* **THE REQUEST**:
Exactly reproduce each record listed below.

* **DATA SHOWN**:
***
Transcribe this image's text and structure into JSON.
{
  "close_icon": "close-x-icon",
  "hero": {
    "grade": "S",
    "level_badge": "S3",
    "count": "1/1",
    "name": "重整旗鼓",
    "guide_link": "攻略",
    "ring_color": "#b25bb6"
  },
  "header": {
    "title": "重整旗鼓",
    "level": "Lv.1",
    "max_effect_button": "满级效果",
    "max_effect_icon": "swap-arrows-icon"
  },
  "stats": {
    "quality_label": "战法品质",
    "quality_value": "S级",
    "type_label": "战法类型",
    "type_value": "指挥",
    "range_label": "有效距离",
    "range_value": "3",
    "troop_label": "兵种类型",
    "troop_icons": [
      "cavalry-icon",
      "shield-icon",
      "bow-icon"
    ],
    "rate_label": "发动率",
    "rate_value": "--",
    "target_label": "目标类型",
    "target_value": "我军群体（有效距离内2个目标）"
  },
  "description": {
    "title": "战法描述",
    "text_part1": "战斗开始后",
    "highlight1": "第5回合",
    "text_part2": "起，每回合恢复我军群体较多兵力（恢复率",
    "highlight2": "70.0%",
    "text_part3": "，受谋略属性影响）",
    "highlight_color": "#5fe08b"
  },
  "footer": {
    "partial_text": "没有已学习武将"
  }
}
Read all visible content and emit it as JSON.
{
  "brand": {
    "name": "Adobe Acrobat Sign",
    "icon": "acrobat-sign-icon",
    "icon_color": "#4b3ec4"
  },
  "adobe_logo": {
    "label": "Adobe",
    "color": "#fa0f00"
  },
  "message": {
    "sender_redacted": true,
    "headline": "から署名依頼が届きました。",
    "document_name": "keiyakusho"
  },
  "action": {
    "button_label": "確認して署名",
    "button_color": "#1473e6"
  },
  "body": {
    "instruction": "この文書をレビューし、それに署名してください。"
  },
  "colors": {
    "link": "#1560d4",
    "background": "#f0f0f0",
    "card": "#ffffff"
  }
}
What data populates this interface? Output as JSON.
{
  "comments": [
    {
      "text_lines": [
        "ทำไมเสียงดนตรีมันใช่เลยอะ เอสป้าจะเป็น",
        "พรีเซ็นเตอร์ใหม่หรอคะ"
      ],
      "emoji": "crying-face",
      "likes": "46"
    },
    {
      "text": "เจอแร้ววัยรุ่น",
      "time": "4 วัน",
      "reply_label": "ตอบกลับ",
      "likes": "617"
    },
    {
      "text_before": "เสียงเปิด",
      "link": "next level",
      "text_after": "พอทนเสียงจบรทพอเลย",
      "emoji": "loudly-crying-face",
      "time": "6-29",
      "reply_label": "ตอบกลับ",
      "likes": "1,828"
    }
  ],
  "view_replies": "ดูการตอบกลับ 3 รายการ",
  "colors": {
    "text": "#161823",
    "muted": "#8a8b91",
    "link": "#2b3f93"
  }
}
***
* **ANSWER TO THE PROBLEM**:
Transcribe this image's text and structure into JSON.
{
  "close_icon": "close-x-icon",
  "hero": {
    "grade": "S",
    "level_badge": "S3",
    "count": "1/1",
    "name": "重整旗鼓",
    "guide_link": "攻略",
    "ring_color": "#b25bb6"
  },
  "header": {
    "title": "重整旗鼓",
    "level": "Lv.1",
    "max_effect_button": "满级效果",
    "max_effect_icon": "swap-arrows-icon"
  },
  "stats": {
    "quality_label": "战法品质",
    "quality_value": "S级",
    "type_label": "战法类型",
    "type_value": "指挥",
    "range_label": "有效距离",
    "range_value": "3",
    "troop_label": "兵种类型",
    "troop_icons": [
      "cavalry-icon",
      "shield-icon",
      "bow-icon"
    ],
    "rate_label": "发动率",
    "rate_value": "--",
    "target_label": "目标类型",
    "target_value": "我军群体（有效距离内2个目标）"
  },
  "description": {
    "title": "战法描述",
    "text_part1": "战斗开始后",
    "highlight1": "第5回合",
    "text_part2": "起，每回合恢复我军群体较多兵力（恢复率",
    "highlight2": "70.0%",
    "text_part3": "，受谋略属性影响）",
    "highlight_color": "#5fe08b"
  },
  "footer": {
    "partial_text": "没有已学习武将"
  }
}
Read all visible content and emit it as JSON.
{
  "brand": {
    "name": "Adobe Acrobat Sign",
    "icon": "acrobat-sign-icon",
    "icon_color": "#4b3ec4"
  },
  "adobe_logo": {
    "label": "Adobe",
    "color": "#fa0f00"
  },
  "message": {
    "sender_redacted": true,
    "headline": "から署名依頼が届きました。",
    "document_name": "keiyakusho"
  },
  "action": {
    "button_label": "確認して署名",
    "button_color": "#1473e6"
  },
  "body": {
    "instruction": "この文書をレビューし、それに署名してください。"
  },
  "colors": {
    "link": "#1560d4",
    "background": "#f0f0f0",
    "card": "#ffffff"
  }
}
What data populates this interface? Output as JSON.
{
  "comments": [
    {
      "text_lines": [
        "ทำไมเสียงดนตรีมันใช่เลยอะ เอสป้าจะเป็น",
        "พรีเซ็นเตอร์ใหม่หรอคะ"
      ],
      "emoji": "crying-face",
      "likes": "46"
    },
    {
      "text": "เจอแร้ววัยรุ่น",
      "time": "4 วัน",
      "reply_label": "ตอบกลับ",
      "likes": "617"
    },
    {
      "text_before": "เสียงเปิด",
      "link": "next level",
      "text_after": "พอทนเสียงจบรทพอเลย",
      "emoji": "loudly-crying-face",
      "time": "6-29",
      "reply_label": "ตอบกลับ",
      "likes": "1,828"
    }
  ],
  "view_replies": "ดูการตอบกลับ 3 รายการ",
  "colors": {
    "text": "#161823",
    "muted": "#8a8b91",
    "link": "#2b3f93"
  }
}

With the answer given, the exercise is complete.